» Problem:
Select every line containing the word "TWII" from the material, and copy those lines.

Records that describe figures:
################

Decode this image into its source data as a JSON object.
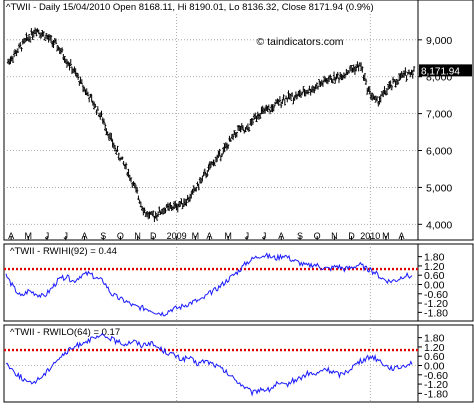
{
  "chart_data": [
    {
      "type": "bar",
      "subtype": "ohlc",
      "title": "^TWII - Daily 15/04/2010 Open 8168.11, Hi 8190.01, Lo 8136.32, Close 8171.94 (0.9%)",
      "watermark": "© taindicators.com",
      "last_value_label": "8,171.94",
      "ylim": [
        3900,
        9700
      ],
      "yticks": [
        4000,
        5000,
        6000,
        7000,
        8000,
        9000
      ],
      "ytick_labels": [
        "4,000",
        "5,000",
        "6,000",
        "7,000",
        "8,000",
        "9,000"
      ],
      "xticks": [
        {
          "pos": 0.01,
          "label": "A"
        },
        {
          "pos": 0.065,
          "label": "M"
        },
        {
          "pos": 0.125,
          "label": "J"
        },
        {
          "pos": 0.185,
          "label": "J"
        },
        {
          "pos": 0.245,
          "label": "A"
        },
        {
          "pos": 0.305,
          "label": "S"
        },
        {
          "pos": 0.36,
          "label": "O"
        },
        {
          "pos": 0.415,
          "label": "N"
        },
        {
          "pos": 0.465,
          "label": "D"
        },
        {
          "pos": 0.54,
          "label": "2009"
        },
        {
          "pos": 0.6,
          "label": "M"
        },
        {
          "pos": 0.645,
          "label": "A"
        },
        {
          "pos": 0.705,
          "label": "M"
        },
        {
          "pos": 0.765,
          "label": "J"
        },
        {
          "pos": 0.82,
          "label": "J"
        },
        {
          "pos": 0.875,
          "label": "A"
        },
        {
          "pos": 0.935,
          "label": "S"
        },
        {
          "pos": 0.99,
          "label": "O"
        },
        {
          "pos": 1.045,
          "label": "N"
        },
        {
          "pos": 1.1,
          "label": "D"
        },
        {
          "pos": 1.16,
          "label": "2010"
        },
        {
          "pos": 1.21,
          "label": "M"
        },
        {
          "pos": 1.26,
          "label": "A"
        }
      ],
      "anchors": [
        [
          0,
          8400
        ],
        [
          0.05,
          8900
        ],
        [
          0.09,
          9300
        ],
        [
          0.12,
          9100
        ],
        [
          0.16,
          8800
        ],
        [
          0.2,
          8300
        ],
        [
          0.25,
          7600
        ],
        [
          0.3,
          6900
        ],
        [
          0.34,
          6100
        ],
        [
          0.38,
          5500
        ],
        [
          0.41,
          4900
        ],
        [
          0.44,
          4300
        ],
        [
          0.46,
          4200
        ],
        [
          0.5,
          4400
        ],
        [
          0.54,
          4500
        ],
        [
          0.58,
          4700
        ],
        [
          0.62,
          5200
        ],
        [
          0.66,
          5700
        ],
        [
          0.7,
          6100
        ],
        [
          0.74,
          6600
        ],
        [
          0.76,
          6500
        ],
        [
          0.8,
          7000
        ],
        [
          0.84,
          7100
        ],
        [
          0.88,
          7400
        ],
        [
          0.93,
          7500
        ],
        [
          0.98,
          7700
        ],
        [
          1.02,
          7900
        ],
        [
          1.06,
          8000
        ],
        [
          1.1,
          8200
        ],
        [
          1.13,
          8300
        ],
        [
          1.15,
          7700
        ],
        [
          1.18,
          7300
        ],
        [
          1.22,
          7700
        ],
        [
          1.26,
          8000
        ],
        [
          1.3,
          8170
        ]
      ]
    },
    {
      "type": "line",
      "title": "^TWII - RWIHI(92) = 0.44",
      "ylim": [
        -2.1,
        2.1
      ],
      "yticks": [
        1.8,
        1.2,
        0.6,
        0.0,
        -0.6,
        -1.2,
        -1.8
      ],
      "ytick_labels": [
        "1.80",
        "1.20",
        "0.60",
        "0.00",
        "-0.60",
        "-1.20",
        "-1.80"
      ],
      "ref_line": 1.0,
      "series": [
        {
          "values": [
            0.6,
            -0.2,
            -0.8,
            -0.4,
            -0.6,
            -0.8,
            -0.3,
            0.3,
            0.5,
            0.2,
            0.6,
            0.7,
            0.4,
            0.2,
            -0.6,
            -0.9,
            -1.1,
            -1.4,
            -1.5,
            -1.6,
            -1.8,
            -1.9,
            -1.6,
            -1.5,
            -1.3,
            -1.1,
            -1.0,
            -0.6,
            -0.3,
            0.1,
            0.5,
            0.9,
            1.4,
            1.7,
            1.9,
            1.8,
            1.7,
            1.9,
            1.6,
            1.4,
            1.2,
            1.3,
            1.1,
            1.0,
            1.2,
            1.0,
            1.1,
            1.3,
            1.0,
            0.8,
            0.4,
            0.2,
            0.3,
            0.6,
            0.5
          ]
        }
      ]
    },
    {
      "type": "line",
      "title": "^TWII - RWILO(64) = 0.17",
      "ylim": [
        -2.1,
        2.1
      ],
      "yticks": [
        1.8,
        1.2,
        0.6,
        0.0,
        -0.6,
        -1.2,
        -1.8
      ],
      "ytick_labels": [
        "1.80",
        "1.20",
        "0.60",
        "0.00",
        "-0.60",
        "-1.20",
        "-1.80"
      ],
      "ref_line": 1.0,
      "series": [
        {
          "values": [
            0.2,
            -0.4,
            -0.8,
            -1.2,
            -0.9,
            -0.5,
            0.2,
            0.6,
            1.0,
            1.3,
            1.6,
            1.7,
            1.9,
            1.8,
            1.5,
            1.4,
            1.6,
            1.3,
            1.5,
            1.2,
            0.9,
            0.7,
            0.4,
            0.5,
            0.1,
            0.3,
            0.1,
            -0.2,
            -0.6,
            -1.0,
            -1.4,
            -1.8,
            -1.5,
            -1.6,
            -1.2,
            -1.3,
            -1.0,
            -0.8,
            -0.5,
            -0.6,
            -0.2,
            -0.4,
            -0.6,
            -0.3,
            0.1,
            0.4,
            0.6,
            0.3,
            -0.1,
            -0.2,
            0.0,
            0.2
          ]
        }
      ]
    }
  ]
}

################

» Final answer:
      "title": "^TWII - Daily 15/04/2010 Open 8168.11, Hi 8190.01, Lo 8136.32, Close 8171.94 (0.9%)",
      "title": "^TWII - RWIHI(92) = 0.44",
      "title": "^TWII - RWILO(64) = 0.17",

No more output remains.